[Exercise goal]:
Rewrite the data from its first line through the line containing "enumerate the UI", inclusive, swapping every "View Recipe" for "Open Recipe" and leaving all else untouched. Return only those lines.

[Input material]:
# # # # #

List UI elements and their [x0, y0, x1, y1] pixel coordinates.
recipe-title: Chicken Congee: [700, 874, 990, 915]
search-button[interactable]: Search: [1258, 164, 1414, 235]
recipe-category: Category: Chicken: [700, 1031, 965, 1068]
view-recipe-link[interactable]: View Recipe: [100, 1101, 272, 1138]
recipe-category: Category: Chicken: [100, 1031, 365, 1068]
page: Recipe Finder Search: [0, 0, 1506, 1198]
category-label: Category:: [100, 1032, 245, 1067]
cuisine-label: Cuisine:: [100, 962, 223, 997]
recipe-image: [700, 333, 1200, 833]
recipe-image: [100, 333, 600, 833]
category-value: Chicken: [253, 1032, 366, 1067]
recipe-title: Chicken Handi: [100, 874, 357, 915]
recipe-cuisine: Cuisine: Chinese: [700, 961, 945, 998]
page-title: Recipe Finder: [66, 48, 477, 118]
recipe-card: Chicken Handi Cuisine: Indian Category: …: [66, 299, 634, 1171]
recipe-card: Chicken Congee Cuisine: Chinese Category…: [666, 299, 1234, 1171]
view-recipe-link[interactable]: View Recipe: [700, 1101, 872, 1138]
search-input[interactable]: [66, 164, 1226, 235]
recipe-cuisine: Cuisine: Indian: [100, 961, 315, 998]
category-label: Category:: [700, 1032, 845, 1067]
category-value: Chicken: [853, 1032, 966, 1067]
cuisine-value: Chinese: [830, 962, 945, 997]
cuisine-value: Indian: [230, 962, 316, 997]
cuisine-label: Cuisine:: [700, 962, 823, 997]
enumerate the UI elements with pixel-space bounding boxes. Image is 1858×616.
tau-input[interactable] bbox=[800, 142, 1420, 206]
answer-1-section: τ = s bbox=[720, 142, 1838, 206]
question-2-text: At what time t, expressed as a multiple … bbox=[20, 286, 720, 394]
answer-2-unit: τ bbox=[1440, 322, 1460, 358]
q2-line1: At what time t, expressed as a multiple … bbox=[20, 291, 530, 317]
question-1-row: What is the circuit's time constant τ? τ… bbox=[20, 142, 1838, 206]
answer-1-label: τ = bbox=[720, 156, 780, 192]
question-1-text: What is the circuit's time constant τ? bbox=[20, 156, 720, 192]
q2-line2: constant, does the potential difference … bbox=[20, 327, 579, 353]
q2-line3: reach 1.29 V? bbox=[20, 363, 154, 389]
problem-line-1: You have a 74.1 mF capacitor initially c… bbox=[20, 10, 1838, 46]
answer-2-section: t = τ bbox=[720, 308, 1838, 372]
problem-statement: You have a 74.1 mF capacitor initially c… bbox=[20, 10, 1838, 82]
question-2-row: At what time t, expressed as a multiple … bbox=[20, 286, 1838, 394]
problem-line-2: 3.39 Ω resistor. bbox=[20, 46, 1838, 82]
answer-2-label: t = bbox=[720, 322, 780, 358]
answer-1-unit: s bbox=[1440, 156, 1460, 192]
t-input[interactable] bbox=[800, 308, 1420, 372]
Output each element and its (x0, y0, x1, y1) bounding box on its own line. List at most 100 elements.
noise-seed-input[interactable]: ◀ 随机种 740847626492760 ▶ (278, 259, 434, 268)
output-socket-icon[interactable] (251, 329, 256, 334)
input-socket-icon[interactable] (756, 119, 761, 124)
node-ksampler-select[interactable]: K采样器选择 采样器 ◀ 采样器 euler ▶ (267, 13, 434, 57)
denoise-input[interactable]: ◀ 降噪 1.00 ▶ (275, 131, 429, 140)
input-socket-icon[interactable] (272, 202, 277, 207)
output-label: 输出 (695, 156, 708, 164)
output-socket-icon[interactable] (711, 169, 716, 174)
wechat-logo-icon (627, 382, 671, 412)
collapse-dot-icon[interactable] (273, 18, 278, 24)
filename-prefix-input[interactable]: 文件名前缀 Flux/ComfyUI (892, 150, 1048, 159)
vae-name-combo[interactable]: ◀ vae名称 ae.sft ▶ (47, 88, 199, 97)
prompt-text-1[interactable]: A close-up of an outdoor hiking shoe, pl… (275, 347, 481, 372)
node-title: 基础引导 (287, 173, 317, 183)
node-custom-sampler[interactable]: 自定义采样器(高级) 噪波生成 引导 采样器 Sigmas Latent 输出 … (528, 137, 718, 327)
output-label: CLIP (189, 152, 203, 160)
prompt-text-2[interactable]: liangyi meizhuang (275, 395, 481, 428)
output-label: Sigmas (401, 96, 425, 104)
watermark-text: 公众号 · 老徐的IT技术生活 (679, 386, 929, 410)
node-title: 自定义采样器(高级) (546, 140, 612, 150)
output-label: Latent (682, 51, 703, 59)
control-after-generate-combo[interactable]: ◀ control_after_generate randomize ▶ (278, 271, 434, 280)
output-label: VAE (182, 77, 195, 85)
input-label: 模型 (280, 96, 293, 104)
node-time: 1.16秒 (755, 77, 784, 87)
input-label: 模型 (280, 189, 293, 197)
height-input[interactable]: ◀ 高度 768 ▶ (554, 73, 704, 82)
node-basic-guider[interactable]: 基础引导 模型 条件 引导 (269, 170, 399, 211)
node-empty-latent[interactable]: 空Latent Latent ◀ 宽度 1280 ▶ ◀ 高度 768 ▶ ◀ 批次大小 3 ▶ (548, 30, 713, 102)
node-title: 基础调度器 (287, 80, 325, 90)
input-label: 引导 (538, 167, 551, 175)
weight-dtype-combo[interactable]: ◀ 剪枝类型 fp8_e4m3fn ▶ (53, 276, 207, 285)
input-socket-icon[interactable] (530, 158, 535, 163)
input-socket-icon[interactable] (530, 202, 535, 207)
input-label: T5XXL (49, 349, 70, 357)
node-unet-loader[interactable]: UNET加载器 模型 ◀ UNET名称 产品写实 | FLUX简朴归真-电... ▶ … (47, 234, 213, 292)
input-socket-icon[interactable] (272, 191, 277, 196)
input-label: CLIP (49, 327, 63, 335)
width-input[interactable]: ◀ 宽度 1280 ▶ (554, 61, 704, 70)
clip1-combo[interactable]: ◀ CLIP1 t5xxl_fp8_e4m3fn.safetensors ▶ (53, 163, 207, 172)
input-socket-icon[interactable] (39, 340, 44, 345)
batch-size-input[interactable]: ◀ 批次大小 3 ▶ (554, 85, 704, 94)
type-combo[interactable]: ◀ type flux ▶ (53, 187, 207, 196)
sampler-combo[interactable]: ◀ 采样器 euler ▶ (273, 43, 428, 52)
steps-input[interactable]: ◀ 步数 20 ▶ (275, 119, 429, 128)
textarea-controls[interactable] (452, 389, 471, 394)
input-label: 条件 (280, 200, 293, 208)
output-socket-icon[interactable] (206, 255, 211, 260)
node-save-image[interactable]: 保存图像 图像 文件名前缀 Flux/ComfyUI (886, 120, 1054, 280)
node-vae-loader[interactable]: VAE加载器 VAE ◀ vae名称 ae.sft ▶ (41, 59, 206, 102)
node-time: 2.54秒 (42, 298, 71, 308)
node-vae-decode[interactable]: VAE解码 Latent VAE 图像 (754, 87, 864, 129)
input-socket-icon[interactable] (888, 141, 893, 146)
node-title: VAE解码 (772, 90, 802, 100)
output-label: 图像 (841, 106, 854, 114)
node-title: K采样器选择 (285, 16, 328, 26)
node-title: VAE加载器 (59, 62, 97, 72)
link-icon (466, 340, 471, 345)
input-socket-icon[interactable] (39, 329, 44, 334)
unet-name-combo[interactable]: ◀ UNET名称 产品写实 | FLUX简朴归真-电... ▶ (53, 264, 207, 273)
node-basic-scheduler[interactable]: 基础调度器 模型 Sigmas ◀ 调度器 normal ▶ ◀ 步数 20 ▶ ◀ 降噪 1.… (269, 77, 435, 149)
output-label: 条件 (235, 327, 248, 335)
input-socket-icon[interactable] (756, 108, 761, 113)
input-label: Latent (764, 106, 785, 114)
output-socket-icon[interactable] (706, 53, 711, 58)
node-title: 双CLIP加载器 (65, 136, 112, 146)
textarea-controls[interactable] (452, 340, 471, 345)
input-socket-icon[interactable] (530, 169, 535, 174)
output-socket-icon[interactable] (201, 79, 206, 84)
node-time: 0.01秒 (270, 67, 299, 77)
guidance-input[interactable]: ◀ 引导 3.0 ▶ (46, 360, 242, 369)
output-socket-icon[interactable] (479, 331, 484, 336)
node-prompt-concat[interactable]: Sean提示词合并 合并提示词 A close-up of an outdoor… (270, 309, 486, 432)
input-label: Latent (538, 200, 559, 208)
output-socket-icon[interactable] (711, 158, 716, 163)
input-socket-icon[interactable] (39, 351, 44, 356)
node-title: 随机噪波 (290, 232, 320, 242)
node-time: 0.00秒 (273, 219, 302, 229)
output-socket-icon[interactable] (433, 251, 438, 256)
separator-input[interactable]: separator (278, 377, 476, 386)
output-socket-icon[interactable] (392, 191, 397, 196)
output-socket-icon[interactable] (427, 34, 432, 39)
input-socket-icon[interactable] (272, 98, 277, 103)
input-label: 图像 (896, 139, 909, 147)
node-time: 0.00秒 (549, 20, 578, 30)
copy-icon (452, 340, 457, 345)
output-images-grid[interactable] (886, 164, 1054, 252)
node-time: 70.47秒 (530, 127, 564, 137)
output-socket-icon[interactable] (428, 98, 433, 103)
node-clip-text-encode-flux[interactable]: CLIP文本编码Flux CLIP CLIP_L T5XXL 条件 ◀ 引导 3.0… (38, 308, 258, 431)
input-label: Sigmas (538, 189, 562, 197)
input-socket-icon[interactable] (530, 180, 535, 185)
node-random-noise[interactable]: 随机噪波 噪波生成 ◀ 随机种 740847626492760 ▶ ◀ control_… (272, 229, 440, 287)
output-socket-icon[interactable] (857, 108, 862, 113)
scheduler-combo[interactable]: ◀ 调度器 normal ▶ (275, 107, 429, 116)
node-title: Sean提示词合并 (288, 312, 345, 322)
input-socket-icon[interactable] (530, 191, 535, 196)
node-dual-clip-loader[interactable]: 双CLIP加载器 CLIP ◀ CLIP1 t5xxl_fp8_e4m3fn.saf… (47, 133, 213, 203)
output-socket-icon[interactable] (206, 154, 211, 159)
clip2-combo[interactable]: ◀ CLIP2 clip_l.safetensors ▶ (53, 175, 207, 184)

# # # # #

[Response to the exercise]:
List UI elements and their [x0, y0, x1, y1] pixel coordinates.
recipe-title: Chicken Congee: [700, 874, 990, 915]
search-button[interactable]: Search: [1258, 164, 1414, 235]
recipe-category: Category: Chicken: [700, 1031, 965, 1068]
view-recipe-link[interactable]: Open Recipe: [100, 1101, 272, 1138]
recipe-category: Category: Chicken: [100, 1031, 365, 1068]
page: Recipe Finder Search: [0, 0, 1506, 1198]
category-label: Category:: [100, 1032, 245, 1067]
cuisine-label: Cuisine:: [100, 962, 223, 997]
recipe-image: [700, 333, 1200, 833]
recipe-image: [100, 333, 600, 833]
category-value: Chicken: [253, 1032, 366, 1067]
recipe-title: Chicken Handi: [100, 874, 357, 915]
recipe-cuisine: Cuisine: Chinese: [700, 961, 945, 998]
page-title: Recipe Finder: [66, 48, 477, 118]
recipe-card: Chicken Handi Cuisine: Indian Category: …: [66, 299, 634, 1171]
recipe-card: Chicken Congee Cuisine: Chinese Category…: [666, 299, 1234, 1171]
view-recipe-link[interactable]: Open Recipe: [700, 1101, 872, 1138]
search-input[interactable]: [66, 164, 1226, 235]
recipe-cuisine: Cuisine: Indian: [100, 961, 315, 998]
category-label: Category:: [700, 1032, 845, 1067]
category-value: Chicken: [853, 1032, 966, 1067]
cuisine-value: Chinese: [830, 962, 945, 997]
cuisine-value: Indian: [230, 962, 316, 997]
cuisine-label: Cuisine:: [700, 962, 823, 997]
enumerate the UI elements with pixel-space bounding boxes. Image is 1858×616.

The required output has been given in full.